TASK INSTRUCTIONS:
Copy out every line containing the word "генерация".

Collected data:
◇ ◇ ◇

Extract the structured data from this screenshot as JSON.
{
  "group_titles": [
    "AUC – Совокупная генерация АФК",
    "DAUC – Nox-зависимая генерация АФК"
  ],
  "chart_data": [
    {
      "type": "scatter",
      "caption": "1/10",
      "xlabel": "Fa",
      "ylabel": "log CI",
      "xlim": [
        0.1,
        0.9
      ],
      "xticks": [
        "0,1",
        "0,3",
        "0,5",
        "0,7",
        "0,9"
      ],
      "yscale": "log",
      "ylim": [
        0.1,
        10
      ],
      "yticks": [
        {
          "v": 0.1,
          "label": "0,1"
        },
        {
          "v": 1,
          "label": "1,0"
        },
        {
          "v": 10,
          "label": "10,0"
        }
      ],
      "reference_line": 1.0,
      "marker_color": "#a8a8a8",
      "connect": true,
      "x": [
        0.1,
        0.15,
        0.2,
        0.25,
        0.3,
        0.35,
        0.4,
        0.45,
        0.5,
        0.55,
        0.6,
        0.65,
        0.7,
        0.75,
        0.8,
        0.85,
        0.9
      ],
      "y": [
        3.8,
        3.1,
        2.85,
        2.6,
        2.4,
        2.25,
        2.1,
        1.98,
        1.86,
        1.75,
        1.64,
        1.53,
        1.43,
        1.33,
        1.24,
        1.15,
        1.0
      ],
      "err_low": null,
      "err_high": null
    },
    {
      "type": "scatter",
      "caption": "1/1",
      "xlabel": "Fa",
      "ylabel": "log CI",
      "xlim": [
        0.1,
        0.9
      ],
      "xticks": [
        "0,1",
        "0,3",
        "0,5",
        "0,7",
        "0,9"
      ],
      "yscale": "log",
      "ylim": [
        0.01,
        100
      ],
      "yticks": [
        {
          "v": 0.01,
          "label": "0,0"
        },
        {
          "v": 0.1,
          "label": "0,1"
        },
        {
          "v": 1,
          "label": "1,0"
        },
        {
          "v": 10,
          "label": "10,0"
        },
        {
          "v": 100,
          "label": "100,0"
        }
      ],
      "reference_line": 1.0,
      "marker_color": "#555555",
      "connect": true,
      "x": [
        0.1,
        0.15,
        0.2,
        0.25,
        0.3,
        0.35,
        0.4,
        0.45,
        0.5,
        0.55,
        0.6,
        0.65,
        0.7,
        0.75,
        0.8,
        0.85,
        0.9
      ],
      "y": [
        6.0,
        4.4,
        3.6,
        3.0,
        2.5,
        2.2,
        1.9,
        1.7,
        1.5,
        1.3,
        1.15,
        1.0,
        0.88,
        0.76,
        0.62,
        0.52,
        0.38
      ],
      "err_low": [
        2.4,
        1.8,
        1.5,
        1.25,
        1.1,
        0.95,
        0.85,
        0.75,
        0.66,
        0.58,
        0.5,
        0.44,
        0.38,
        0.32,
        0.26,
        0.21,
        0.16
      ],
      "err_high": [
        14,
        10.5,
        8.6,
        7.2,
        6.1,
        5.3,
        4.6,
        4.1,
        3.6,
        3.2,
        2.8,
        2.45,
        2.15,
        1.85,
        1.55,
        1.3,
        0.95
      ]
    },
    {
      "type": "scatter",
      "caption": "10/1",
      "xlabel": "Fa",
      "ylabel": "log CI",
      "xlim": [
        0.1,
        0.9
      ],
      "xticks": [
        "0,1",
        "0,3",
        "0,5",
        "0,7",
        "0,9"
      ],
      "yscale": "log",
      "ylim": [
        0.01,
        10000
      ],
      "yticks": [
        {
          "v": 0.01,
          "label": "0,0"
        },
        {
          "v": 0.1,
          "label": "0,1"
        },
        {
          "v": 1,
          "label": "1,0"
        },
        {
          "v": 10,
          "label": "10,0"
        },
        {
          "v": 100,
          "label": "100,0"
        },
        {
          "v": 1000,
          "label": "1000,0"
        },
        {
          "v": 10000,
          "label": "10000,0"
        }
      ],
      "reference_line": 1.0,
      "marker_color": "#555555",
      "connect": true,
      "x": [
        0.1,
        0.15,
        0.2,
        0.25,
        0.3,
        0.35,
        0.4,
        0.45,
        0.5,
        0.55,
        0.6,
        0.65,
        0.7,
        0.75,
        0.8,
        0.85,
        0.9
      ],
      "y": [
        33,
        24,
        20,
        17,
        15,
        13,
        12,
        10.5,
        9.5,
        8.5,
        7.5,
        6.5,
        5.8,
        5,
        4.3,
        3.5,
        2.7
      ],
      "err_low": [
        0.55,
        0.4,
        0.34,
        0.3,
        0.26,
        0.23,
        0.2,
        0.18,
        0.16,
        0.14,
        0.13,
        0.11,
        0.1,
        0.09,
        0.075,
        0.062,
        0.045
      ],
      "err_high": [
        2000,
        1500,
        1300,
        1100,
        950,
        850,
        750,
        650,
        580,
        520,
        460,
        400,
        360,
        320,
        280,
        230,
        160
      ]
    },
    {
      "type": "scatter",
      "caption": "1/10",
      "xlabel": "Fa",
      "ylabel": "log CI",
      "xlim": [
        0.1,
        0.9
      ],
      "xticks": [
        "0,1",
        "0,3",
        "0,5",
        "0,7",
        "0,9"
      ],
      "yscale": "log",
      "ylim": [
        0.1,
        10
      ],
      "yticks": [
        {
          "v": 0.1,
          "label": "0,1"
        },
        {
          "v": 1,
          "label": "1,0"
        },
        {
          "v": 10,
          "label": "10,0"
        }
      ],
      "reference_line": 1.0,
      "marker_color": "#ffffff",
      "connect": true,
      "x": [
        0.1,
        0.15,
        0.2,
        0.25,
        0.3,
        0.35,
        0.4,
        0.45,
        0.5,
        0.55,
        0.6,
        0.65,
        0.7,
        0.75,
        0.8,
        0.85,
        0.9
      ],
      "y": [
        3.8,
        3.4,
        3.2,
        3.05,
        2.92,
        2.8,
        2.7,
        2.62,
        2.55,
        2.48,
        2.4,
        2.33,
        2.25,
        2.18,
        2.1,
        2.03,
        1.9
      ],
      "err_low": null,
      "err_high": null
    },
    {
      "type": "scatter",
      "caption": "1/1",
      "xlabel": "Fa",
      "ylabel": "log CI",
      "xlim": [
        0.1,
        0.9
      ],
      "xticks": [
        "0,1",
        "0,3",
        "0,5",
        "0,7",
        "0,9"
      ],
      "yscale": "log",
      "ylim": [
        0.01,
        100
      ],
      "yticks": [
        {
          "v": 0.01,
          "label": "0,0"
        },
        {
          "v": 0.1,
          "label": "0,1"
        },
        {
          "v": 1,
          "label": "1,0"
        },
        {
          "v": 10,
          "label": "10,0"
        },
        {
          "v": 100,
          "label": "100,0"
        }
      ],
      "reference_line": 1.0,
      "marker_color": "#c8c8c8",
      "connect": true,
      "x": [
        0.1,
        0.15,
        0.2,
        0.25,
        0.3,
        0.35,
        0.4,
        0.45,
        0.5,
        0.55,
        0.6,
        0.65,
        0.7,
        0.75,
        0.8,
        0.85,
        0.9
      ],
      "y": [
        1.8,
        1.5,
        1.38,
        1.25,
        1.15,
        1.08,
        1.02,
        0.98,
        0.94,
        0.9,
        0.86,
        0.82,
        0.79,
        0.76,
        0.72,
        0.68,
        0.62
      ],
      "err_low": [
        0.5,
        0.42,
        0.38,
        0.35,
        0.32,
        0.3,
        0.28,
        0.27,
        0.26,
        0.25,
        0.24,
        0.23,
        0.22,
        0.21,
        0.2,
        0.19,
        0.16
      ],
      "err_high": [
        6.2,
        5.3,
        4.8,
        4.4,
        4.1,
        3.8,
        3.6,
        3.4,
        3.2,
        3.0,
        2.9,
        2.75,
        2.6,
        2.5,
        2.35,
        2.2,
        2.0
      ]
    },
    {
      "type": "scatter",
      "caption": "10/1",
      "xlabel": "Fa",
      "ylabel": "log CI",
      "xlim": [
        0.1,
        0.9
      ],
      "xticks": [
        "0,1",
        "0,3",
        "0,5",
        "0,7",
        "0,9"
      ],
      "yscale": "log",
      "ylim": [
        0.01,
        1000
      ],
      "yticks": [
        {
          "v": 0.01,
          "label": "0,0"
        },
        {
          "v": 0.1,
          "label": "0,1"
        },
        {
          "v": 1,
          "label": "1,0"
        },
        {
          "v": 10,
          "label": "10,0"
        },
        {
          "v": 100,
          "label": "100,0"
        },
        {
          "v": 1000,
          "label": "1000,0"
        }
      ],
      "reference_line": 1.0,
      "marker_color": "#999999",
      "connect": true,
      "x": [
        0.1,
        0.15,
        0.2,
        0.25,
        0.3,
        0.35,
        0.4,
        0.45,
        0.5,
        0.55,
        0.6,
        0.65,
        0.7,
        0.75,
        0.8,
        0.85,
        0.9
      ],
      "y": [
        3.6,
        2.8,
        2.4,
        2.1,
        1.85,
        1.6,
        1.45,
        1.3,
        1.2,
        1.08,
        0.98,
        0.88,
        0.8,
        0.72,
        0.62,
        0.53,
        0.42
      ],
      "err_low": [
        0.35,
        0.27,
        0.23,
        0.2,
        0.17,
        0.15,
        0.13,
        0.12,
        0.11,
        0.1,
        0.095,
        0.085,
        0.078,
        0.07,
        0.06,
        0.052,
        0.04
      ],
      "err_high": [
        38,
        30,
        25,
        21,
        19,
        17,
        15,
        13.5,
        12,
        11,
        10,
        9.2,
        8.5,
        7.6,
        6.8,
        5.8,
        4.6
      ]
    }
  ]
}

◇ ◇ ◇

FINAL RESULT:
    "AUC – Совокупная генерация АФК",
    "DAUC – Nox-зависимая генерация АФК"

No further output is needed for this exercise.